* Records
+--

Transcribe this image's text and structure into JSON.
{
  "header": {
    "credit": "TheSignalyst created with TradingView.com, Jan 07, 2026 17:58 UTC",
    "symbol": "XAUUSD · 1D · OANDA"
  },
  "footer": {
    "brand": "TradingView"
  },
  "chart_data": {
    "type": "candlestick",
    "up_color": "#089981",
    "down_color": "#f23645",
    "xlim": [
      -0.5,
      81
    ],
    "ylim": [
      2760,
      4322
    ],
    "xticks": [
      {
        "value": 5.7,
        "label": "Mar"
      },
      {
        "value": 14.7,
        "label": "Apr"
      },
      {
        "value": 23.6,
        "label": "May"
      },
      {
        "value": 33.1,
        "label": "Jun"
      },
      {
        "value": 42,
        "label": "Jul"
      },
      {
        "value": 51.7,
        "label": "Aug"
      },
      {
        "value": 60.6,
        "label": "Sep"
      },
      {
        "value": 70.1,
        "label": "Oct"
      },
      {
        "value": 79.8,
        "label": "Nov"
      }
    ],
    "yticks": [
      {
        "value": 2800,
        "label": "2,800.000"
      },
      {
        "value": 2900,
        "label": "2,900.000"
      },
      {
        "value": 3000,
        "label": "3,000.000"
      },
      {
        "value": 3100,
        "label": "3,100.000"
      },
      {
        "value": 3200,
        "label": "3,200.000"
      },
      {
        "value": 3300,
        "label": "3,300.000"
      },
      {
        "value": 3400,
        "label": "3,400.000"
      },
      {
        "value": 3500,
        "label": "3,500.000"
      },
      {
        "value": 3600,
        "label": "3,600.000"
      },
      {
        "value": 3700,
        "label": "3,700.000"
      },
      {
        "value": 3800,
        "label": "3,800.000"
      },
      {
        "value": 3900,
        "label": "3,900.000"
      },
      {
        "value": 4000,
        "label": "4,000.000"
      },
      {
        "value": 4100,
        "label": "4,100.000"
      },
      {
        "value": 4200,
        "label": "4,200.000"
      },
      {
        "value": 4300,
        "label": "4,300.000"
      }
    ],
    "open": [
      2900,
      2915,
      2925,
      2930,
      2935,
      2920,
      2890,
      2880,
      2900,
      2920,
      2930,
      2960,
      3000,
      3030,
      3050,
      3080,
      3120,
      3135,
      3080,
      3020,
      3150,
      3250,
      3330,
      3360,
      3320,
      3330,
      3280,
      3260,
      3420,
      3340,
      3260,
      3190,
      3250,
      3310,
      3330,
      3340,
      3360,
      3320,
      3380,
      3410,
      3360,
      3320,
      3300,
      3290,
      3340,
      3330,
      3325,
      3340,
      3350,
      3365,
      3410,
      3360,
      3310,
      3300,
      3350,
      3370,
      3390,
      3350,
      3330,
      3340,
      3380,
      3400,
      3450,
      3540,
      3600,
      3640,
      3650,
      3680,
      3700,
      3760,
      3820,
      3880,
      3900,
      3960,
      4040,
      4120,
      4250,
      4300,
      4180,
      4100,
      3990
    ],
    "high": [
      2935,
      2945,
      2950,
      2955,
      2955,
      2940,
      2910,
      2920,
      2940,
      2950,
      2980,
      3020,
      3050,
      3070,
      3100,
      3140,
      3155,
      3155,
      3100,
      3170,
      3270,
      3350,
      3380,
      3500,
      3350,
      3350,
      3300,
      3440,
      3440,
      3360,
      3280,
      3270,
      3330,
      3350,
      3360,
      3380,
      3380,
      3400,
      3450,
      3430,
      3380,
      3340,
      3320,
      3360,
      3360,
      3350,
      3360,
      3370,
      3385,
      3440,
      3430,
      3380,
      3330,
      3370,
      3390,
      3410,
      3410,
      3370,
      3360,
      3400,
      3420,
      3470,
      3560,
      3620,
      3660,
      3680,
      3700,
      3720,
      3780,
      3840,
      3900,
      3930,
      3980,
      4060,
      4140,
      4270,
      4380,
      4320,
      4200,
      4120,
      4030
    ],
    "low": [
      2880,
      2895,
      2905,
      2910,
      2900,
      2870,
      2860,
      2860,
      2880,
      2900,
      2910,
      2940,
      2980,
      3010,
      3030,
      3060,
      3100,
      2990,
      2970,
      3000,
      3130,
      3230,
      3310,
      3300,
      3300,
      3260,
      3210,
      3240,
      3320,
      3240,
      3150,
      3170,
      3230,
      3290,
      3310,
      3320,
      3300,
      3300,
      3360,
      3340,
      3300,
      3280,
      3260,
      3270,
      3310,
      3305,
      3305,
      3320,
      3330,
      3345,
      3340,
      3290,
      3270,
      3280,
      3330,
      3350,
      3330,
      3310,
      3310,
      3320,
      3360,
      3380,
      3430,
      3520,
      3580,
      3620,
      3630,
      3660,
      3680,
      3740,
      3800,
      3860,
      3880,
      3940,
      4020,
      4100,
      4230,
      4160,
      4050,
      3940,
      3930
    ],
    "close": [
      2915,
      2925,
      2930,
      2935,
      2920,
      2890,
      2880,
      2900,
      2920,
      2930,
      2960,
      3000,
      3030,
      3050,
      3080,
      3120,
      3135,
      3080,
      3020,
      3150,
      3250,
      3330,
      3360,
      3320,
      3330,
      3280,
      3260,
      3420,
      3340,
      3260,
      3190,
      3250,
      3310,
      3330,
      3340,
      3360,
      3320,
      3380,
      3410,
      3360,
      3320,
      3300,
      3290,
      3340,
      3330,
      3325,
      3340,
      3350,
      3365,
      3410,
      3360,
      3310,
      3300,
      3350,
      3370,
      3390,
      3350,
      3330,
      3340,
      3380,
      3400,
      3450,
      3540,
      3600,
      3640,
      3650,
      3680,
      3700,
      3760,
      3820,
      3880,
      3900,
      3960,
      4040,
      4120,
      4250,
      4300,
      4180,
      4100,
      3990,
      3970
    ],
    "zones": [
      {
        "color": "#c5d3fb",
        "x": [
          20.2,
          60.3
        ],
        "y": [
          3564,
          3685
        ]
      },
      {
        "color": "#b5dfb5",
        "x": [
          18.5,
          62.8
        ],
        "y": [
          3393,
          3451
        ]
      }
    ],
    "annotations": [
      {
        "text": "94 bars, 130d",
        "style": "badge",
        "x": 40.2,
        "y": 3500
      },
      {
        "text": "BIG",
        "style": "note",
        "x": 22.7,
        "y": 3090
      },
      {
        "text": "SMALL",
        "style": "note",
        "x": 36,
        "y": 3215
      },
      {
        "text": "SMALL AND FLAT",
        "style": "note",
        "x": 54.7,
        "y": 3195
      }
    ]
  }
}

+--

List each line holding the string "TradingView".

    "credit": "TheSignalyst created with TradingView.com, Jan 07, 2026 17:58 UTC",
    "brand": "TradingView"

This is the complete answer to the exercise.